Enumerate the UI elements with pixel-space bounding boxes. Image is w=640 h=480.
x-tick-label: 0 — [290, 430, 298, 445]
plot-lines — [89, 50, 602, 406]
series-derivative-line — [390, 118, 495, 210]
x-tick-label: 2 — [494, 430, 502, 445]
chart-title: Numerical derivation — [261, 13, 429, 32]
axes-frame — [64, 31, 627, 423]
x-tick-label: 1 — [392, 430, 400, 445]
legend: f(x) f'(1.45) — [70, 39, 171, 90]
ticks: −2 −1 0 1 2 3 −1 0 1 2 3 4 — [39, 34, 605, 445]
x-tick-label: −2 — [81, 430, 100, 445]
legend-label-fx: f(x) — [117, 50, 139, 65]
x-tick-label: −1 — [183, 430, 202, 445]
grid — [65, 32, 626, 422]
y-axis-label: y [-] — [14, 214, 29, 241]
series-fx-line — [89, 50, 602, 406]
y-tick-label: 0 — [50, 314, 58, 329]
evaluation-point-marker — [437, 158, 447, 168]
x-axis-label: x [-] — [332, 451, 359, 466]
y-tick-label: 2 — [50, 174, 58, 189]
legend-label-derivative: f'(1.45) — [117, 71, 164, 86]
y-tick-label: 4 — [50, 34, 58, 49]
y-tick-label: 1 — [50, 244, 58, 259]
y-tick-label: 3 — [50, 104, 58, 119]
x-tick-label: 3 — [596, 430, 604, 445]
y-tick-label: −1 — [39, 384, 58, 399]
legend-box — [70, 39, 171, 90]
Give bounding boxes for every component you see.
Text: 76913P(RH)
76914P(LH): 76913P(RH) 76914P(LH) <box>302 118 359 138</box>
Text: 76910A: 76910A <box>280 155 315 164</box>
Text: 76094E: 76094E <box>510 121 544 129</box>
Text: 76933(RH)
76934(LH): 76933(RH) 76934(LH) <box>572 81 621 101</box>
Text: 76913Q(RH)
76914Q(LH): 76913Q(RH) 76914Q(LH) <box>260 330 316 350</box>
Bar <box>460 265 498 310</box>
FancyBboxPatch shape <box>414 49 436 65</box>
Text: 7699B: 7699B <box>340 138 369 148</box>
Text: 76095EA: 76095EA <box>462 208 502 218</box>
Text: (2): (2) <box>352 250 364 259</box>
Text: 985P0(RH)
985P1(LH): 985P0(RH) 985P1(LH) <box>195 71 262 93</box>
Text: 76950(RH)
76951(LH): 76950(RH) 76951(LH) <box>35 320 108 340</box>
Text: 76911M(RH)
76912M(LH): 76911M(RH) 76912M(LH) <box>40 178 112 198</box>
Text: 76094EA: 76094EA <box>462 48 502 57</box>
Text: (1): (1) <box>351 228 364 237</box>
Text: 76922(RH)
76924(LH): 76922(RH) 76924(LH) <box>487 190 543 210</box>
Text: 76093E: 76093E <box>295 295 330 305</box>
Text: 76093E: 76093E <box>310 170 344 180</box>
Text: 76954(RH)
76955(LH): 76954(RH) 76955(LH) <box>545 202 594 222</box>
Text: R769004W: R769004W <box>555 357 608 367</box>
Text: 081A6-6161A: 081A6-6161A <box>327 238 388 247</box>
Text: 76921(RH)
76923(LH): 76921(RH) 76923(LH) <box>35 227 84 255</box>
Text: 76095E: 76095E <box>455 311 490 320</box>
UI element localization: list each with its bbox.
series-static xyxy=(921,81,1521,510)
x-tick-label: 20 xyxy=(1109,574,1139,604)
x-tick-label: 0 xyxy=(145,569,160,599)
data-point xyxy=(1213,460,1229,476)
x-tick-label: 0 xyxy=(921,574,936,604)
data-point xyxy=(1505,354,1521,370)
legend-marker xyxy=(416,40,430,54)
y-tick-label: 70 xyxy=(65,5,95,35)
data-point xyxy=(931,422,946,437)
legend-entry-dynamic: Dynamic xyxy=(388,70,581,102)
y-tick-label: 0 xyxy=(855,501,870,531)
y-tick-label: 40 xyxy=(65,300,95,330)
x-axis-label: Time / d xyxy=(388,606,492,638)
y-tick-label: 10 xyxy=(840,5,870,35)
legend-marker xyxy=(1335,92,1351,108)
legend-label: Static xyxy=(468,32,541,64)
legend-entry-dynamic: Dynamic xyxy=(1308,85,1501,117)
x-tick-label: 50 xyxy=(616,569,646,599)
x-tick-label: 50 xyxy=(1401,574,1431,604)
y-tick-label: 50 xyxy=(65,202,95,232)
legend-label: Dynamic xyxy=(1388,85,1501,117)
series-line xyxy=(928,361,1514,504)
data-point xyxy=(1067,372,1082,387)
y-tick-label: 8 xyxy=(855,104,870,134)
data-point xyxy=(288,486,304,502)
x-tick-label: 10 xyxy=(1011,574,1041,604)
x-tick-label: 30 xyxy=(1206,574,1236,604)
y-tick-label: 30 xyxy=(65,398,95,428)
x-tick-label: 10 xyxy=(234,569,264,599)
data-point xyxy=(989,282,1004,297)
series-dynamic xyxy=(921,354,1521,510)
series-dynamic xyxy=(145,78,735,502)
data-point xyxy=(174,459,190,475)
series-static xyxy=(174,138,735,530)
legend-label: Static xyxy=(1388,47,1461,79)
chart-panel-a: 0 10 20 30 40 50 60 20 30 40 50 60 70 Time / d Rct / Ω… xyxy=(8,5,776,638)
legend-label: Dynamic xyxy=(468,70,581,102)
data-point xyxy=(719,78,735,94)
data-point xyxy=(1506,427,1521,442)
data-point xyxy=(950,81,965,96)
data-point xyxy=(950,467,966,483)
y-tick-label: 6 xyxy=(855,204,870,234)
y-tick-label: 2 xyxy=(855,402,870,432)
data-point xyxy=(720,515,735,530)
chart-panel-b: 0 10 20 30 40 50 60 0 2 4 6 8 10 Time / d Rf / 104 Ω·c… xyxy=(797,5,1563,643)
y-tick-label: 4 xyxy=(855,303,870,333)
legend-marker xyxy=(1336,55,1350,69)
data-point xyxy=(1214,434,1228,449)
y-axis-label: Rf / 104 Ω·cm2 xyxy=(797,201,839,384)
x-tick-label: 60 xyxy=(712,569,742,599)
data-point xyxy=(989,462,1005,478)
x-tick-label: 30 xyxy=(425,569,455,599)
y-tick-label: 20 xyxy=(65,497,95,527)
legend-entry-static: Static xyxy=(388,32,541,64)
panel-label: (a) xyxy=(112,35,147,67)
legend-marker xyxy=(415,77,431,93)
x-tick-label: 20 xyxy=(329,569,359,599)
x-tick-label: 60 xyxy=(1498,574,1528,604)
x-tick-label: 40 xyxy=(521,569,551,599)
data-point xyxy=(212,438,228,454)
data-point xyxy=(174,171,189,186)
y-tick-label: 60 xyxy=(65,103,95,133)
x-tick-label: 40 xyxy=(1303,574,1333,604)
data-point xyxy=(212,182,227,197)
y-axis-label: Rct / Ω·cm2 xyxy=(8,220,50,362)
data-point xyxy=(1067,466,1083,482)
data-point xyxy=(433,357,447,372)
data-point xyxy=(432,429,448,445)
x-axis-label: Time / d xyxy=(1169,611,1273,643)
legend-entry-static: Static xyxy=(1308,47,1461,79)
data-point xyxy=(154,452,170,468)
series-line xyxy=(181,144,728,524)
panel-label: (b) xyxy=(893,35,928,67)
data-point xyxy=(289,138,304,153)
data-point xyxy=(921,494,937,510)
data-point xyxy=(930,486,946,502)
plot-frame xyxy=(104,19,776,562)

########################################

**Work to complete:**
Reproduce verbatim the rows that begin at the start of the rows and end with the row containing "grid — [65, 32, 626, 422]", including both ends.

**Output:**
Enumerate the UI elements with pixel-space bounding boxes. Image is w=640 h=480.
x-tick-label: 0 — [290, 430, 298, 445]
plot-lines — [89, 50, 602, 406]
series-derivative-line — [390, 118, 495, 210]
x-tick-label: 2 — [494, 430, 502, 445]
chart-title: Numerical derivation — [261, 13, 429, 32]
axes-frame — [64, 31, 627, 423]
x-tick-label: 1 — [392, 430, 400, 445]
legend: f(x) f'(1.45) — [70, 39, 171, 90]
ticks: −2 −1 0 1 2 3 −1 0 1 2 3 4 — [39, 34, 605, 445]
x-tick-label: −2 — [81, 430, 100, 445]
legend-label-fx: f(x) — [117, 50, 139, 65]
x-tick-label: −1 — [183, 430, 202, 445]
grid — [65, 32, 626, 422]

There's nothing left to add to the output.